### [Given task]
Check each line of the records below for the word "exercício" and copy those where it appears.

— Begin —

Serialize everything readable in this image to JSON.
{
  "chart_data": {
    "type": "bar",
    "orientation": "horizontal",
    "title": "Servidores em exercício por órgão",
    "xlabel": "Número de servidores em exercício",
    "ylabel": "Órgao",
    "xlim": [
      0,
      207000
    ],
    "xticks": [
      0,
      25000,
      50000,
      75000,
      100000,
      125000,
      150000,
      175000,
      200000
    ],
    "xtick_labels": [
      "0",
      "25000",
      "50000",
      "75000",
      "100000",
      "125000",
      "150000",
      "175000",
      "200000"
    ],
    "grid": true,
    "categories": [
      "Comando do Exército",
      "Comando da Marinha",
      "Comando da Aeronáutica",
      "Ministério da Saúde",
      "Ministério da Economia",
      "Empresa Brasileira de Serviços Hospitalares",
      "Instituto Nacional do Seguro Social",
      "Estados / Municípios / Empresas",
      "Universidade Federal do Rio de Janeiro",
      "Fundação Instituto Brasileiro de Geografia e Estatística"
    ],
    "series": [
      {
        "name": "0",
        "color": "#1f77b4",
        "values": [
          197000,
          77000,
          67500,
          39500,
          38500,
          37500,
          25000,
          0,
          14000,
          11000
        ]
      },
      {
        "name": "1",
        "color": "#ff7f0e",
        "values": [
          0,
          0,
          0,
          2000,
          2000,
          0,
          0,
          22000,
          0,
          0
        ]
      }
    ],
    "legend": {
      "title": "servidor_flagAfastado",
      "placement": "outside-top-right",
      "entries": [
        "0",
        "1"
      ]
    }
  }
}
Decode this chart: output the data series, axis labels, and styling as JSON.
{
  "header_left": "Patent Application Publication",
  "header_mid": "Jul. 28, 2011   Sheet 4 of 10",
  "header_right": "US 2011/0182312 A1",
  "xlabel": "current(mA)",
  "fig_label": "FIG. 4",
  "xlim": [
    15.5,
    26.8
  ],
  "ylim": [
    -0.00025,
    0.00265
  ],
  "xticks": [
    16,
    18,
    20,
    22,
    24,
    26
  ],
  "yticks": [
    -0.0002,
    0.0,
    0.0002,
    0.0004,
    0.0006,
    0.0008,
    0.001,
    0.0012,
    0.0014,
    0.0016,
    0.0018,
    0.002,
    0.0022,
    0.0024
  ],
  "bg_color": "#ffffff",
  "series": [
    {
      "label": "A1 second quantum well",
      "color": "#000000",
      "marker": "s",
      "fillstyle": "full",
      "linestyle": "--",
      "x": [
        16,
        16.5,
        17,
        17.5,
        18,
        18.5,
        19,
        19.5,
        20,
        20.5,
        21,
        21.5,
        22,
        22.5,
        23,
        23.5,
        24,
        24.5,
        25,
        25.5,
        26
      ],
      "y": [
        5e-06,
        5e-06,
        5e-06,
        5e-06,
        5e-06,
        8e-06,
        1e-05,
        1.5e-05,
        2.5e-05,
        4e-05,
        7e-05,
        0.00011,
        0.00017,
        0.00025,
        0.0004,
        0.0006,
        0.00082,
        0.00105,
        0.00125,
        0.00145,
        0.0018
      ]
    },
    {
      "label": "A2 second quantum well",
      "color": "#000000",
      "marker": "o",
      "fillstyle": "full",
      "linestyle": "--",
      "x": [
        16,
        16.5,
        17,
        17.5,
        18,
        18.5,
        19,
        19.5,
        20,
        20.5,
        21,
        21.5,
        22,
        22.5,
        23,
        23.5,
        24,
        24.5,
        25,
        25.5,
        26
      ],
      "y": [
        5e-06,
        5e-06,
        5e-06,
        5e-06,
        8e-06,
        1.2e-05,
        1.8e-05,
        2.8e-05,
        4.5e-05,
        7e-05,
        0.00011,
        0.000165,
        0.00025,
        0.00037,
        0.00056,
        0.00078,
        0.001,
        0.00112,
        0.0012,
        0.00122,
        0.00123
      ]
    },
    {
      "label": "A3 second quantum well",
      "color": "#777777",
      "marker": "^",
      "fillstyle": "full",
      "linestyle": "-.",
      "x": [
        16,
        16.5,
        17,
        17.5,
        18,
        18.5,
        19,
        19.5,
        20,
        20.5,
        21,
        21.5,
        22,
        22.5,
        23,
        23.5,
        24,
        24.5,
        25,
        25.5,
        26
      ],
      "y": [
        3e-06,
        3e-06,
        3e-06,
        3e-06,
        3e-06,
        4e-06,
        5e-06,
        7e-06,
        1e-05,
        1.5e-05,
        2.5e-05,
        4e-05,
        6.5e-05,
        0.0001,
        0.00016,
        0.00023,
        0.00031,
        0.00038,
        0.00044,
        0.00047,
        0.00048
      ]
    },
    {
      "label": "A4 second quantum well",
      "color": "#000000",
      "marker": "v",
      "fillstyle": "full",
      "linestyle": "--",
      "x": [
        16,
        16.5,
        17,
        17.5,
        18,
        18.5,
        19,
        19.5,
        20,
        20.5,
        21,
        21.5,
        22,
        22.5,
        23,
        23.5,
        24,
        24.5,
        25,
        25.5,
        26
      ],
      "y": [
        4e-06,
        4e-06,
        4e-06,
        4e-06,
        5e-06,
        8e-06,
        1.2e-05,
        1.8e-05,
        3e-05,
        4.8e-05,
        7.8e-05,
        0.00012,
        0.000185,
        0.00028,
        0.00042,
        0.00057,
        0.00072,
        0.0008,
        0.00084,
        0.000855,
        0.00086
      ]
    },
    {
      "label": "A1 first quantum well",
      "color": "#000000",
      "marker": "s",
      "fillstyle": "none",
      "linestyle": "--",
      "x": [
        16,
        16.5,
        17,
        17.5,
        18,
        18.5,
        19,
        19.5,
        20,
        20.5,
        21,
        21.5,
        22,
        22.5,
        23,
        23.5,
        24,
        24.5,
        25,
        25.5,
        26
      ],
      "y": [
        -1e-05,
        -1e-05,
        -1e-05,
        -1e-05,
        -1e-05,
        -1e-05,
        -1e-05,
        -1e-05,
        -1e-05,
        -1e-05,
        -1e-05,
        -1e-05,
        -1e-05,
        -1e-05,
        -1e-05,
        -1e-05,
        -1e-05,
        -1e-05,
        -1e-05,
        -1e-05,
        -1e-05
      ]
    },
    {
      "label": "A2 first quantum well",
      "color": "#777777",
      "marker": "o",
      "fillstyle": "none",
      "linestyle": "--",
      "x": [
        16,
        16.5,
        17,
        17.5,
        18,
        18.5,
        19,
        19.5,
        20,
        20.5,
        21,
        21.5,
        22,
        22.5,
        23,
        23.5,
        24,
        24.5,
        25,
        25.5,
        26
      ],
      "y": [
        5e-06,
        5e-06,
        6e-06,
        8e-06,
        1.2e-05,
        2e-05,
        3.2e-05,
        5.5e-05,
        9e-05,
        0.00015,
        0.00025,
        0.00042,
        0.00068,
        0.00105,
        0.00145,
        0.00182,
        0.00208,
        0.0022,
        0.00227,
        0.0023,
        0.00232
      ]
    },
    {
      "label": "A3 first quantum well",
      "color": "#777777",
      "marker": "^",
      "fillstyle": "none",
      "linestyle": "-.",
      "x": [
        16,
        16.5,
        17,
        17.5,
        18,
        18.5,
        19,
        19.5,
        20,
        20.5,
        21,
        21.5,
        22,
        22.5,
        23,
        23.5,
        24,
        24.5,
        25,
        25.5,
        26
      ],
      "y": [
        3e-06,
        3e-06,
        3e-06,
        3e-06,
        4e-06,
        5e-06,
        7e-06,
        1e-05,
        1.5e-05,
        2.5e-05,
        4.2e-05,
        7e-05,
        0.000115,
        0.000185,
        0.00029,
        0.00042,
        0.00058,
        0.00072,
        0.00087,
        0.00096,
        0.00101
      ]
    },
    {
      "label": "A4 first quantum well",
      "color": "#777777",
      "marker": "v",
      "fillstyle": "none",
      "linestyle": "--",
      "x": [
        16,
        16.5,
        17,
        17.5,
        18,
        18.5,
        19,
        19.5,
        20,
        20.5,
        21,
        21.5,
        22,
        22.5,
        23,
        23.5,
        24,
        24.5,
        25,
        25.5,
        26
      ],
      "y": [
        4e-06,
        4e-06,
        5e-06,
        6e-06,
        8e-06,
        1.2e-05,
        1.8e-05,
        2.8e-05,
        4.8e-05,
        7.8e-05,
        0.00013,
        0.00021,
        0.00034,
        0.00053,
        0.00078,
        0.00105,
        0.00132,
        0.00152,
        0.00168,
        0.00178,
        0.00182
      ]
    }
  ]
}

— End —

### [Output of the task]
    "title": "Servidores em exercício por órgão",
    "xlabel": "Número de servidores em exercício",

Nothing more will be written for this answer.